All lines in the data bearing the string "xlabel" should be identified and copied.

Data supplied:
(begin)

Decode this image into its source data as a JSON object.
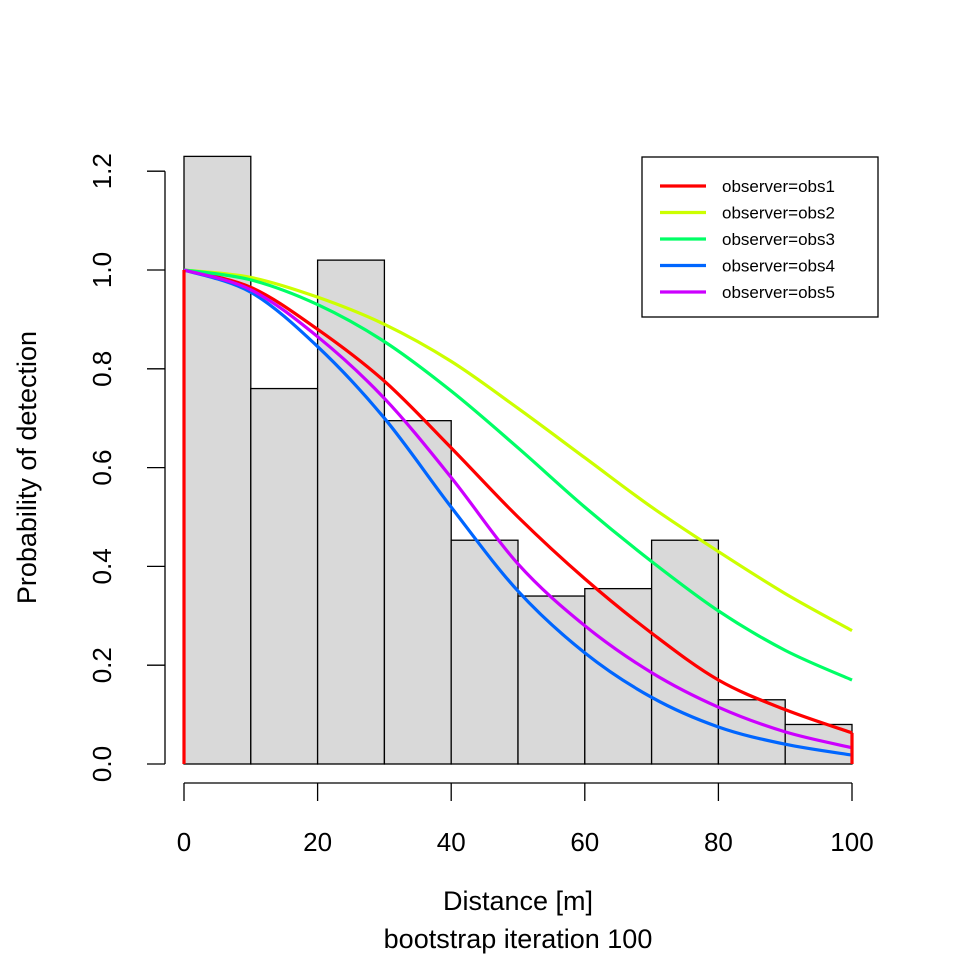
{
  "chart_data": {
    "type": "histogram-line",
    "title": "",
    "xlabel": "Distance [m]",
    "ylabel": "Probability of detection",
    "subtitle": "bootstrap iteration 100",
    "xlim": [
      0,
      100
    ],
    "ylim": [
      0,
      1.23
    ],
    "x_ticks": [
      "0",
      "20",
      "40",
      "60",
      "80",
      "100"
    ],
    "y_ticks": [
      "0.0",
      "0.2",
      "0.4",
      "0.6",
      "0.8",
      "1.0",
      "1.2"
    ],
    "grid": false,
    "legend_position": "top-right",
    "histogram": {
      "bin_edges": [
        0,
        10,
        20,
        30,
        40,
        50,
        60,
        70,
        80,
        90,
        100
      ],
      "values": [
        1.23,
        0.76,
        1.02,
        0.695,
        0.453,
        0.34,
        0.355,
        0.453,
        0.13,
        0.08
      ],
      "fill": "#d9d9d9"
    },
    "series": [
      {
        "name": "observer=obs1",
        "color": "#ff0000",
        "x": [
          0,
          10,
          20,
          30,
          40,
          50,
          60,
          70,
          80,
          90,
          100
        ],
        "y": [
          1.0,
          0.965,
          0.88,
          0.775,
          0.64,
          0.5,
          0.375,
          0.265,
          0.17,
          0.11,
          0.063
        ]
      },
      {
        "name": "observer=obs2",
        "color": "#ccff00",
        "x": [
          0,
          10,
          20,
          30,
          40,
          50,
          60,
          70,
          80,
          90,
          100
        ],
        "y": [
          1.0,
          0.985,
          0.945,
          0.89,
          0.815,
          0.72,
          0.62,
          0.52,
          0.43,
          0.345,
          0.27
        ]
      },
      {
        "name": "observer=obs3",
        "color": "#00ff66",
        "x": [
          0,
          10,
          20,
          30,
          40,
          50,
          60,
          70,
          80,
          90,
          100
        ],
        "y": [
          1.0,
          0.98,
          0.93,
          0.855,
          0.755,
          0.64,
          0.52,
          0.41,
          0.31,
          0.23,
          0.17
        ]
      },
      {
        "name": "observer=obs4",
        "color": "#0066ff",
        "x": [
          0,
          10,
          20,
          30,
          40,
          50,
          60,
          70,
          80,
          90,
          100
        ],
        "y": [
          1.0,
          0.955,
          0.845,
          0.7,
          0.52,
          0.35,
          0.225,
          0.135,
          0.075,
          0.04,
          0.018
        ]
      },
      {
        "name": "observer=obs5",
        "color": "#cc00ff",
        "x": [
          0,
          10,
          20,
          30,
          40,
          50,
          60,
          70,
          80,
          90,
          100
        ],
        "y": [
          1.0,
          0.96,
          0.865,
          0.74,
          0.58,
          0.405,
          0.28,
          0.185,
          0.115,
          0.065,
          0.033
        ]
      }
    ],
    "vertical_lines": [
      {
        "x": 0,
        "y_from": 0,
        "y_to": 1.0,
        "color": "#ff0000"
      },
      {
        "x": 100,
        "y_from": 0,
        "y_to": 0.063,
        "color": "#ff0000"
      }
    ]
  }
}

(end)
(begin)

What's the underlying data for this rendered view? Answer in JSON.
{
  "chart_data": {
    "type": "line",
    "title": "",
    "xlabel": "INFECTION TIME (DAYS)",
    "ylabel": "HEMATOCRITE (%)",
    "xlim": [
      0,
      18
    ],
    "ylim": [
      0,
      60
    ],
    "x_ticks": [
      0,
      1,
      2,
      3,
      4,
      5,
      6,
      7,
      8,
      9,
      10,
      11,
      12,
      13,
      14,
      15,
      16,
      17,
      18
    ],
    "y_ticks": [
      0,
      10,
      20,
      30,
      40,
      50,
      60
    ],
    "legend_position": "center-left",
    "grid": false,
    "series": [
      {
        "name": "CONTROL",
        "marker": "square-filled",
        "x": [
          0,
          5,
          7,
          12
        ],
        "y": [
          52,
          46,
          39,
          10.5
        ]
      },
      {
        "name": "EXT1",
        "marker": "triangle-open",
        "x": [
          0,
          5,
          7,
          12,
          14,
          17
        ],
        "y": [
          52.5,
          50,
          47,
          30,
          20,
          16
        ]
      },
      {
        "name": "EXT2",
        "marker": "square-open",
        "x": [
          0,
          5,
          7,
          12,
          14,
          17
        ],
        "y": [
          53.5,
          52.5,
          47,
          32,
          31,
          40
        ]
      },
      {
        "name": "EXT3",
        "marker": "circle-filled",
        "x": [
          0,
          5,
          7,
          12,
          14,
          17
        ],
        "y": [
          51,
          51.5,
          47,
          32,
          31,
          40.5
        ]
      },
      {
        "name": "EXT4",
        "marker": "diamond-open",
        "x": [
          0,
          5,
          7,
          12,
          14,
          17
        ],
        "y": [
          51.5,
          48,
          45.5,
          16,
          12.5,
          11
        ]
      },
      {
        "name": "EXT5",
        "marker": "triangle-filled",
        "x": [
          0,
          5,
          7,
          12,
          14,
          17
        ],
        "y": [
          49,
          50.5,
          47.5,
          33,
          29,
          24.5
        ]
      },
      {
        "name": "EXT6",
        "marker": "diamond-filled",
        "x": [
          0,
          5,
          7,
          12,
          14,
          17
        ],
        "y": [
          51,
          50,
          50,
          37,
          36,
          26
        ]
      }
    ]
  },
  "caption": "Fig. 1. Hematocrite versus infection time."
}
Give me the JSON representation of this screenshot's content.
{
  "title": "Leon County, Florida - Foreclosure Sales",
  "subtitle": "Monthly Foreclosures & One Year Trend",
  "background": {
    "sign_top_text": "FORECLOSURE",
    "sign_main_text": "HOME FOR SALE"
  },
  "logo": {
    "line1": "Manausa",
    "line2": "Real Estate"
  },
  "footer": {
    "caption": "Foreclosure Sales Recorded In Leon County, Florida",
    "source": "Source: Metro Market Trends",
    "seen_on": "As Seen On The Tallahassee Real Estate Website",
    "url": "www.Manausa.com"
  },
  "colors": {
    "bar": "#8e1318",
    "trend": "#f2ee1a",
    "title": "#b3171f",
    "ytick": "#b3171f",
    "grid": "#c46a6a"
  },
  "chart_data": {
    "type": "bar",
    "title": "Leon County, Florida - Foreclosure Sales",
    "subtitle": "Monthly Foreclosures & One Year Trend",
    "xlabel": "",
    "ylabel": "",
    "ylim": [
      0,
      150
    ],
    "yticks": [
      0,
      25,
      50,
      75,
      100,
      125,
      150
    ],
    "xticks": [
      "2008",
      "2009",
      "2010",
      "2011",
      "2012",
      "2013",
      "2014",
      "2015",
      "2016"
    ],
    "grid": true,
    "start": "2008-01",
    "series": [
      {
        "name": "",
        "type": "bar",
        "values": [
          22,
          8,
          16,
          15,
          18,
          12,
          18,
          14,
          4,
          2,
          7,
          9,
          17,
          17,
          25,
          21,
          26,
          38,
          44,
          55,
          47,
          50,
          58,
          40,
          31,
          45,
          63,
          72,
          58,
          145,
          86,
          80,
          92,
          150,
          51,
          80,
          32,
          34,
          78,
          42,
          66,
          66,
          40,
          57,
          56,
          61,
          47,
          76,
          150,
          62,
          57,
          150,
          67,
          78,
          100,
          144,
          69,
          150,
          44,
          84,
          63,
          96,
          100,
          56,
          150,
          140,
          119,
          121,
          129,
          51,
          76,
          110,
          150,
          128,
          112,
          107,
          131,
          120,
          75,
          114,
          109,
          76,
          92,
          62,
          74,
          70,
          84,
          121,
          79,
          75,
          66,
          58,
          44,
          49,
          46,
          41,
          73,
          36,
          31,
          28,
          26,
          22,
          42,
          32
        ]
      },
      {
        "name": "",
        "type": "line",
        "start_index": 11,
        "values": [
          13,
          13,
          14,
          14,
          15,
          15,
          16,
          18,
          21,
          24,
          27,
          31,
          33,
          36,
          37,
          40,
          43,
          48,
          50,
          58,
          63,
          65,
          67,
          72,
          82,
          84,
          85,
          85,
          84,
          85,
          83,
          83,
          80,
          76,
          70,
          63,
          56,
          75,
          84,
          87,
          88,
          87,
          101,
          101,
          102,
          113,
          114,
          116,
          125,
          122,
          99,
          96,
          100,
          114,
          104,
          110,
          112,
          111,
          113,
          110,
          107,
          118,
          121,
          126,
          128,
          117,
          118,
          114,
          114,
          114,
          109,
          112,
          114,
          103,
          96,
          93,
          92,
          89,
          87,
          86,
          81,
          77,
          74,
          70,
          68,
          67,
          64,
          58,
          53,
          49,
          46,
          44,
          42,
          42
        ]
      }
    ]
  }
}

(end)

Solved problem:
    "xlabel": "Distance [m]",
    "xlabel": "INFECTION TIME (DAYS)",
    "xlabel": "",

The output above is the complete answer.